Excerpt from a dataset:
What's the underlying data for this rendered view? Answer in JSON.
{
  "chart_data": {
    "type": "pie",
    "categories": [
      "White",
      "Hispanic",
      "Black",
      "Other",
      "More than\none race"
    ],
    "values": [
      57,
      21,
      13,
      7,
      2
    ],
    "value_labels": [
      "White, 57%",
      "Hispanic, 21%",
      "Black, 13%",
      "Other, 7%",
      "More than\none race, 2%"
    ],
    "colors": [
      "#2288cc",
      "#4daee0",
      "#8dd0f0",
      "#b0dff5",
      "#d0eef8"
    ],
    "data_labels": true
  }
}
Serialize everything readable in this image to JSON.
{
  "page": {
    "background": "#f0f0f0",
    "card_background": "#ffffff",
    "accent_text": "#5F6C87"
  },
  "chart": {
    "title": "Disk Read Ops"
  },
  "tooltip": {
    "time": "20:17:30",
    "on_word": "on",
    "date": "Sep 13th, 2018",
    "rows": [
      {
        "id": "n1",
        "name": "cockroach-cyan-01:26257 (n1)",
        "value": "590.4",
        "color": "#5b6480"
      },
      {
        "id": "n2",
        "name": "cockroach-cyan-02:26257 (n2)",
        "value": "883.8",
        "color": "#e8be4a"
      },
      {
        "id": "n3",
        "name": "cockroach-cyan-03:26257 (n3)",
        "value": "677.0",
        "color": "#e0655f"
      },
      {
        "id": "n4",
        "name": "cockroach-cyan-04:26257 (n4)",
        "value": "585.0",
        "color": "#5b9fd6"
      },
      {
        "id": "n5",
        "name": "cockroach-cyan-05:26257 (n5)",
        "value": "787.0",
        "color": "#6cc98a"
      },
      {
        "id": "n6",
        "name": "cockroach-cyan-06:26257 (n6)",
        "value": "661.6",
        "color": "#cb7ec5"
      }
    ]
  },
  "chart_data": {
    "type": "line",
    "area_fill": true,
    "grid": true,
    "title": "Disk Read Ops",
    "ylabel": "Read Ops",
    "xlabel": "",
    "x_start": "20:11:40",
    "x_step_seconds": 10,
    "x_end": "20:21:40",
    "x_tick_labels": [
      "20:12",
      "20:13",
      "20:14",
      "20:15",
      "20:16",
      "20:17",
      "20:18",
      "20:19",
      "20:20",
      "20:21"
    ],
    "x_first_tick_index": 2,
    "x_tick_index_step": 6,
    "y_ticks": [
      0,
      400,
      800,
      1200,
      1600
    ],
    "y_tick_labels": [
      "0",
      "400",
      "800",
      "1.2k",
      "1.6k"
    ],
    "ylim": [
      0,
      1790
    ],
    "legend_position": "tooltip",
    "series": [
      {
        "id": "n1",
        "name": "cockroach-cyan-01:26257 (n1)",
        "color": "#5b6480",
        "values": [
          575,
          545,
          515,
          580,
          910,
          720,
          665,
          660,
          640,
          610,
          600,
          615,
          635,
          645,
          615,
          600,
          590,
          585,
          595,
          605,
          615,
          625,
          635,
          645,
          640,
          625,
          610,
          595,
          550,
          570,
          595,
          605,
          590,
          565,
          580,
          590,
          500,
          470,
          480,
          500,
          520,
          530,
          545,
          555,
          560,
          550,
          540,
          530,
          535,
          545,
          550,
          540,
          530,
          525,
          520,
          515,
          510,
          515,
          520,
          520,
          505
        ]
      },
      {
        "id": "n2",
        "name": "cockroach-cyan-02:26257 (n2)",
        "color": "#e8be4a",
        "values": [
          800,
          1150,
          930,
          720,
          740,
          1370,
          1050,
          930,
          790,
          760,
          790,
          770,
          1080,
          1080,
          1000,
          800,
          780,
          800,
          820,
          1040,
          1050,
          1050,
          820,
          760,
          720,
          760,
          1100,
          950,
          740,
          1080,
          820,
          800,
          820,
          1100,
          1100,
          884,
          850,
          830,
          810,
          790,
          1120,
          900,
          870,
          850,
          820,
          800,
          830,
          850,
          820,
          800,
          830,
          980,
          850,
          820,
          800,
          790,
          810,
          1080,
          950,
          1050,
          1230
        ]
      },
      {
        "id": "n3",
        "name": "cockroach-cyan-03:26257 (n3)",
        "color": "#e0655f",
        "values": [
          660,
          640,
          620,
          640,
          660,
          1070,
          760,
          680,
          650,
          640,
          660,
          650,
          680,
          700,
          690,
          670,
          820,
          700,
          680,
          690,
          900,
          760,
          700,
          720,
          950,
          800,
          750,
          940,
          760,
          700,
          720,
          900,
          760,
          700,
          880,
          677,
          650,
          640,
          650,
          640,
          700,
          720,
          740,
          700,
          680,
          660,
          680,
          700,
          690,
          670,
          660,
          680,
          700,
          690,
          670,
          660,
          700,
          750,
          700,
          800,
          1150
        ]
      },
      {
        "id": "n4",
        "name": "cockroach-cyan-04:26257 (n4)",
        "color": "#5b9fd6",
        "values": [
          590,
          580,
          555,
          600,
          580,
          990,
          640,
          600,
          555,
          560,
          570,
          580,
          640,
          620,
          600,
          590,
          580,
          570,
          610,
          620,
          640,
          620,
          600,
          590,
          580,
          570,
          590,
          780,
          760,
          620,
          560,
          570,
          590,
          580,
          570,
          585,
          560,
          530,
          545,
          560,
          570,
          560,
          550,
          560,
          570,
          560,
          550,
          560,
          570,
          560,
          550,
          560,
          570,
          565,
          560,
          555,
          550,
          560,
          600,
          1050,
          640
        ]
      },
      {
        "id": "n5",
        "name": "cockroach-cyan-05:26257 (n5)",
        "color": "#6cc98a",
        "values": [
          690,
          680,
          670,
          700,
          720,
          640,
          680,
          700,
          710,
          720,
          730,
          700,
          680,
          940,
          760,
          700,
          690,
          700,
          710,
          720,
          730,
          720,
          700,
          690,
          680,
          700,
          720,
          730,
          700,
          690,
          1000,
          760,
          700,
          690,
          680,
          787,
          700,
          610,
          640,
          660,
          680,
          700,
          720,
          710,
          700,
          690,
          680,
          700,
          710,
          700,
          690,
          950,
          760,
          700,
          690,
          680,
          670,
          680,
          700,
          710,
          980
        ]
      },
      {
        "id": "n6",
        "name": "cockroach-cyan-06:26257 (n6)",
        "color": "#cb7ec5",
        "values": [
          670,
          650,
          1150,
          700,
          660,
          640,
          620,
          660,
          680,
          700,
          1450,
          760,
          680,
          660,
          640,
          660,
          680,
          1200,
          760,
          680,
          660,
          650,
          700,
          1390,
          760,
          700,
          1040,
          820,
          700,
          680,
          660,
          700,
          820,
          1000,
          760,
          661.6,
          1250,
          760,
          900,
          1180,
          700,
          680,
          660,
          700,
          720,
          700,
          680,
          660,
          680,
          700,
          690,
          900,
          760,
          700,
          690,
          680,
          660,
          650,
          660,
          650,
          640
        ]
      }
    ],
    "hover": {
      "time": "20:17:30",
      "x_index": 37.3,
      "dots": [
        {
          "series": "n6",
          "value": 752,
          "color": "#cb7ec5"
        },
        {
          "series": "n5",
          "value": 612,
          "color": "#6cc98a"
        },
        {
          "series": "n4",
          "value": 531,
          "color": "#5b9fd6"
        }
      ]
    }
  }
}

## WORK INSTRUCTIONS
Write out every line of the material again, exactly as it reads.

## TASK SOLUTION
What's the underlying data for this rendered view? Answer in JSON.
{
  "chart_data": {
    "type": "pie",
    "categories": [
      "White",
      "Hispanic",
      "Black",
      "Other",
      "More than\none race"
    ],
    "values": [
      57,
      21,
      13,
      7,
      2
    ],
    "value_labels": [
      "White, 57%",
      "Hispanic, 21%",
      "Black, 13%",
      "Other, 7%",
      "More than\none race, 2%"
    ],
    "colors": [
      "#2288cc",
      "#4daee0",
      "#8dd0f0",
      "#b0dff5",
      "#d0eef8"
    ],
    "data_labels": true
  }
}
Serialize everything readable in this image to JSON.
{
  "page": {
    "background": "#f0f0f0",
    "card_background": "#ffffff",
    "accent_text": "#5F6C87"
  },
  "chart": {
    "title": "Disk Read Ops"
  },
  "tooltip": {
    "time": "20:17:30",
    "on_word": "on",
    "date": "Sep 13th, 2018",
    "rows": [
      {
        "id": "n1",
        "name": "cockroach-cyan-01:26257 (n1)",
        "value": "590.4",
        "color": "#5b6480"
      },
      {
        "id": "n2",
        "name": "cockroach-cyan-02:26257 (n2)",
        "value": "883.8",
        "color": "#e8be4a"
      },
      {
        "id": "n3",
        "name": "cockroach-cyan-03:26257 (n3)",
        "value": "677.0",
        "color": "#e0655f"
      },
      {
        "id": "n4",
        "name": "cockroach-cyan-04:26257 (n4)",
        "value": "585.0",
        "color": "#5b9fd6"
      },
      {
        "id": "n5",
        "name": "cockroach-cyan-05:26257 (n5)",
        "value": "787.0",
        "color": "#6cc98a"
      },
      {
        "id": "n6",
        "name": "cockroach-cyan-06:26257 (n6)",
        "value": "661.6",
        "color": "#cb7ec5"
      }
    ]
  },
  "chart_data": {
    "type": "line",
    "area_fill": true,
    "grid": true,
    "title": "Disk Read Ops",
    "ylabel": "Read Ops",
    "xlabel": "",
    "x_start": "20:11:40",
    "x_step_seconds": 10,
    "x_end": "20:21:40",
    "x_tick_labels": [
      "20:12",
      "20:13",
      "20:14",
      "20:15",
      "20:16",
      "20:17",
      "20:18",
      "20:19",
      "20:20",
      "20:21"
    ],
    "x_first_tick_index": 2,
    "x_tick_index_step": 6,
    "y_ticks": [
      0,
      400,
      800,
      1200,
      1600
    ],
    "y_tick_labels": [
      "0",
      "400",
      "800",
      "1.2k",
      "1.6k"
    ],
    "ylim": [
      0,
      1790
    ],
    "legend_position": "tooltip",
    "series": [
      {
        "id": "n1",
        "name": "cockroach-cyan-01:26257 (n1)",
        "color": "#5b6480",
        "values": [
          575,
          545,
          515,
          580,
          910,
          720,
          665,
          660,
          640,
          610,
          600,
          615,
          635,
          645,
          615,
          600,
          590,
          585,
          595,
          605,
          615,
          625,
          635,
          645,
          640,
          625,
          610,
          595,
          550,
          570,
          595,
          605,
          590,
          565,
          580,
          590,
          500,
          470,
          480,
          500,
          520,
          530,
          545,
          555,
          560,
          550,
          540,
          530,
          535,
          545,
          550,
          540,
          530,
          525,
          520,
          515,
          510,
          515,
          520,
          520,
          505
        ]
      },
      {
        "id": "n2",
        "name": "cockroach-cyan-02:26257 (n2)",
        "color": "#e8be4a",
        "values": [
          800,
          1150,
          930,
          720,
          740,
          1370,
          1050,
          930,
          790,
          760,
          790,
          770,
          1080,
          1080,
          1000,
          800,
          780,
          800,
          820,
          1040,
          1050,
          1050,
          820,
          760,
          720,
          760,
          1100,
          950,
          740,
          1080,
          820,
          800,
          820,
          1100,
          1100,
          884,
          850,
          830,
          810,
          790,
          1120,
          900,
          870,
          850,
          820,
          800,
          830,
          850,
          820,
          800,
          830,
          980,
          850,
          820,
          800,
          790,
          810,
          1080,
          950,
          1050,
          1230
        ]
      },
      {
        "id": "n3",
        "name": "cockroach-cyan-03:26257 (n3)",
        "color": "#e0655f",
        "values": [
          660,
          640,
          620,
          640,
          660,
          1070,
          760,
          680,
          650,
          640,
          660,
          650,
          680,
          700,
          690,
          670,
          820,
          700,
          680,
          690,
          900,
          760,
          700,
          720,
          950,
          800,
          750,
          940,
          760,
          700,
          720,
          900,
          760,
          700,
          880,
          677,
          650,
          640,
          650,
          640,
          700,
          720,
          740,
          700,
          680,
          660,
          680,
          700,
          690,
          670,
          660,
          680,
          700,
          690,
          670,
          660,
          700,
          750,
          700,
          800,
          1150
        ]
      },
      {
        "id": "n4",
        "name": "cockroach-cyan-04:26257 (n4)",
        "color": "#5b9fd6",
        "values": [
          590,
          580,
          555,
          600,
          580,
          990,
          640,
          600,
          555,
          560,
          570,
          580,
          640,
          620,
          600,
          590,
          580,
          570,
          610,
          620,
          640,
          620,
          600,
          590,
          580,
          570,
          590,
          780,
          760,
          620,
          560,
          570,
          590,
          580,
          570,
          585,
          560,
          530,
          545,
          560,
          570,
          560,
          550,
          560,
          570,
          560,
          550,
          560,
          570,
          560,
          550,
          560,
          570,
          565,
          560,
          555,
          550,
          560,
          600,
          1050,
          640
        ]
      },
      {
        "id": "n5",
        "name": "cockroach-cyan-05:26257 (n5)",
        "color": "#6cc98a",
        "values": [
          690,
          680,
          670,
          700,
          720,
          640,
          680,
          700,
          710,
          720,
          730,
          700,
          680,
          940,
          760,
          700,
          690,
          700,
          710,
          720,
          730,
          720,
          700,
          690,
          680,
          700,
          720,
          730,
          700,
          690,
          1000,
          760,
          700,
          690,
          680,
          787,
          700,
          610,
          640,
          660,
          680,
          700,
          720,
          710,
          700,
          690,
          680,
          700,
          710,
          700,
          690,
          950,
          760,
          700,
          690,
          680,
          670,
          680,
          700,
          710,
          980
        ]
      },
      {
        "id": "n6",
        "name": "cockroach-cyan-06:26257 (n6)",
        "color": "#cb7ec5",
        "values": [
          670,
          650,
          1150,
          700,
          660,
          640,
          620,
          660,
          680,
          700,
          1450,
          760,
          680,
          660,
          640,
          660,
          680,
          1200,
          760,
          680,
          660,
          650,
          700,
          1390,
          760,
          700,
          1040,
          820,
          700,
          680,
          660,
          700,
          820,
          1000,
          760,
          661.6,
          1250,
          760,
          900,
          1180,
          700,
          680,
          660,
          700,
          720,
          700,
          680,
          660,
          680,
          700,
          690,
          900,
          760,
          700,
          690,
          680,
          660,
          650,
          660,
          650,
          640
        ]
      }
    ],
    "hover": {
      "time": "20:17:30",
      "x_index": 37.3,
      "dots": [
        {
          "series": "n6",
          "value": 752,
          "color": "#cb7ec5"
        },
        {
          "series": "n5",
          "value": 612,
          "color": "#6cc98a"
        },
        {
          "series": "n4",
          "value": 531,
          "color": "#5b9fd6"
        }
      ]
    }
  }
}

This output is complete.